Copy each record exactly as it reads, leaving out any pictures it holds.
***
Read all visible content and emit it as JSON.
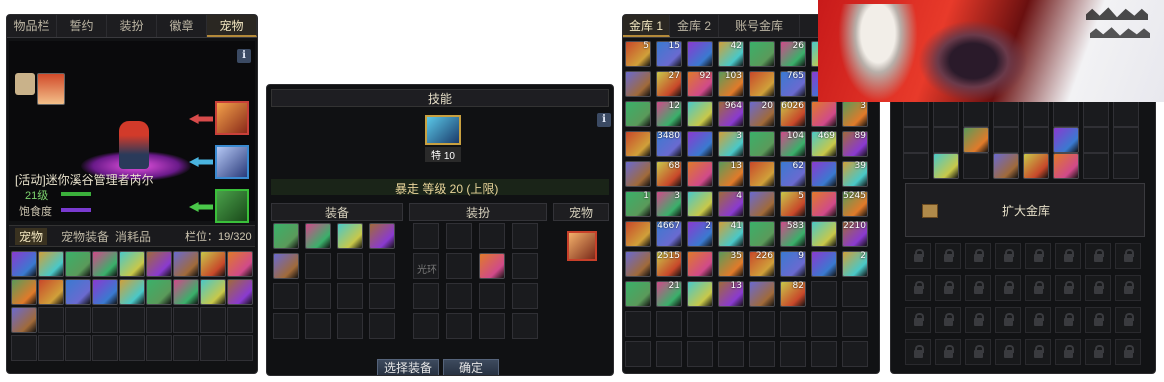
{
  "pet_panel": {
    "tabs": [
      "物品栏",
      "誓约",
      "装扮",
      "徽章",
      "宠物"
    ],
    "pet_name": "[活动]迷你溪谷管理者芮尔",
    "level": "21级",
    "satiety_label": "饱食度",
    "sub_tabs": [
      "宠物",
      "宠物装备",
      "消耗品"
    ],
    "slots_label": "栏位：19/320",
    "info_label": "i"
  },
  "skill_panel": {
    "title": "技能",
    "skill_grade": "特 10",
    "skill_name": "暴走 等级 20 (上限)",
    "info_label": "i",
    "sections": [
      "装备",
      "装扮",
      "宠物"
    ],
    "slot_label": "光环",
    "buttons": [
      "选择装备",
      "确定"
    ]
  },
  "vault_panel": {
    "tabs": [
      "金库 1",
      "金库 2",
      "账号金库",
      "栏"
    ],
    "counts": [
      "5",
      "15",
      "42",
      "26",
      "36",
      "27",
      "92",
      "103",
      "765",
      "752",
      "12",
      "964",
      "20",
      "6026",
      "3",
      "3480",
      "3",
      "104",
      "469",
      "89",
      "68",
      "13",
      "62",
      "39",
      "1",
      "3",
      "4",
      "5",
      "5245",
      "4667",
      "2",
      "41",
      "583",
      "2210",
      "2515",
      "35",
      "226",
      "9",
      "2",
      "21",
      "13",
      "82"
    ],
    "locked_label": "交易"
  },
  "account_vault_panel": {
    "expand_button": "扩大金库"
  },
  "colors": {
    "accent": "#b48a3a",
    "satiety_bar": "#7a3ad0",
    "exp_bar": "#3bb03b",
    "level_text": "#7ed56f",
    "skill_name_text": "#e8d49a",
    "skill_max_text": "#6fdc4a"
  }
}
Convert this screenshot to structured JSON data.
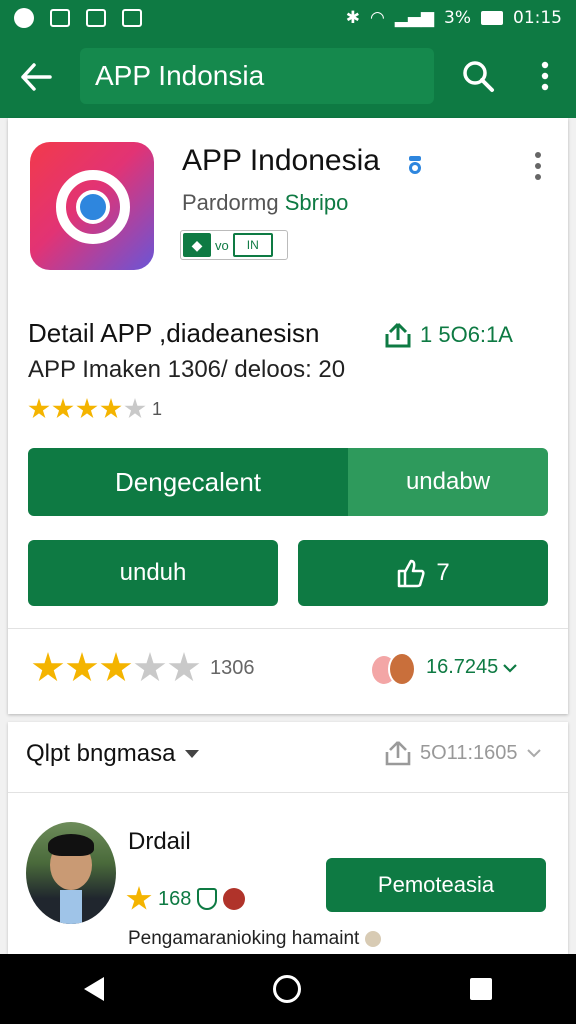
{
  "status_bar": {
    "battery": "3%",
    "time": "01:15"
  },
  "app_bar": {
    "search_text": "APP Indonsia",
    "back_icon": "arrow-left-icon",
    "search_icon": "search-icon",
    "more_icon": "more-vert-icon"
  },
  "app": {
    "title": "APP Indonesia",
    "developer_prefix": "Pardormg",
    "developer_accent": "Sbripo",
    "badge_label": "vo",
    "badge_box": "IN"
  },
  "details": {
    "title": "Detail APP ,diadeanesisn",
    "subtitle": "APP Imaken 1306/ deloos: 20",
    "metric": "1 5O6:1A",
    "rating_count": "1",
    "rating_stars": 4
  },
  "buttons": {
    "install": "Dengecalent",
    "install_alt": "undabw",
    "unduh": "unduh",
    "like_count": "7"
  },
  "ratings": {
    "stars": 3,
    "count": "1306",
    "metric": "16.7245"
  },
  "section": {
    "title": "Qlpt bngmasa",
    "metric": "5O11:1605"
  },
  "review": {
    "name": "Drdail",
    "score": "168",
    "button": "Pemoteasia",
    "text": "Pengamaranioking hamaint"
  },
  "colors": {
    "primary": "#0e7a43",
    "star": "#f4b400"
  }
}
***
-- TASK OUTPUT --
Read all visible content and emit it as JSON.
{
  "pet_panel": {
    "tabs": [
      "物品栏",
      "誓约",
      "装扮",
      "徽章",
      "宠物"
    ],
    "pet_name": "[活动]迷你溪谷管理者芮尔",
    "level": "21级",
    "satiety_label": "饱食度",
    "sub_tabs": [
      "宠物",
      "宠物装备",
      "消耗品"
    ],
    "slots_label": "栏位：19/320",
    "info_label": "i"
  },
  "skill_panel": {
    "title": "技能",
    "skill_grade": "特 10",
    "skill_name": "暴走 等级 20 (上限)",
    "info_label": "i",
    "sections": [
      "装备",
      "装扮",
      "宠物"
    ],
    "slot_label": "光环",
    "buttons": [
      "选择装备",
      "确定"
    ]
  },
  "vault_panel": {
    "tabs": [
      "金库 1",
      "金库 2",
      "账号金库",
      "栏"
    ],
    "counts": [
      "5",
      "15",
      "42",
      "26",
      "36",
      "27",
      "92",
      "103",
      "765",
      "752",
      "12",
      "964",
      "20",
      "6026",
      "3",
      "3480",
      "3",
      "104",
      "469",
      "89",
      "68",
      "13",
      "62",
      "39",
      "1",
      "3",
      "4",
      "5",
      "5245",
      "4667",
      "2",
      "41",
      "583",
      "2210",
      "2515",
      "35",
      "226",
      "9",
      "2",
      "21",
      "13",
      "82"
    ],
    "locked_label": "交易"
  },
  "account_vault_panel": {
    "expand_button": "扩大金库"
  },
  "colors": {
    "accent": "#b48a3a",
    "satiety_bar": "#7a3ad0",
    "exp_bar": "#3bb03b",
    "level_text": "#7ed56f",
    "skill_name_text": "#e8d49a",
    "skill_max_text": "#6fdc4a"
  }
}
Convert this screenshot to structured JSON data.
{
  "status_bar": {
    "battery": "3%",
    "time": "01:15"
  },
  "app_bar": {
    "search_text": "APP Indonsia",
    "back_icon": "arrow-left-icon",
    "search_icon": "search-icon",
    "more_icon": "more-vert-icon"
  },
  "app": {
    "title": "APP Indonesia",
    "developer_prefix": "Pardormg",
    "developer_accent": "Sbripo",
    "badge_label": "vo",
    "badge_box": "IN"
  },
  "details": {
    "title": "Detail APP ,diadeanesisn",
    "subtitle": "APP Imaken 1306/ deloos: 20",
    "metric": "1 5O6:1A",
    "rating_count": "1",
    "rating_stars": 4
  },
  "buttons": {
    "install": "Dengecalent",
    "install_alt": "undabw",
    "unduh": "unduh",
    "like_count": "7"
  },
  "ratings": {
    "stars": 3,
    "count": "1306",
    "metric": "16.7245"
  },
  "section": {
    "title": "Qlpt bngmasa",
    "metric": "5O11:1605"
  },
  "review": {
    "name": "Drdail",
    "score": "168",
    "button": "Pemoteasia",
    "text": "Pengamaranioking hamaint"
  },
  "colors": {
    "primary": "#0e7a43",
    "star": "#f4b400"
  }
}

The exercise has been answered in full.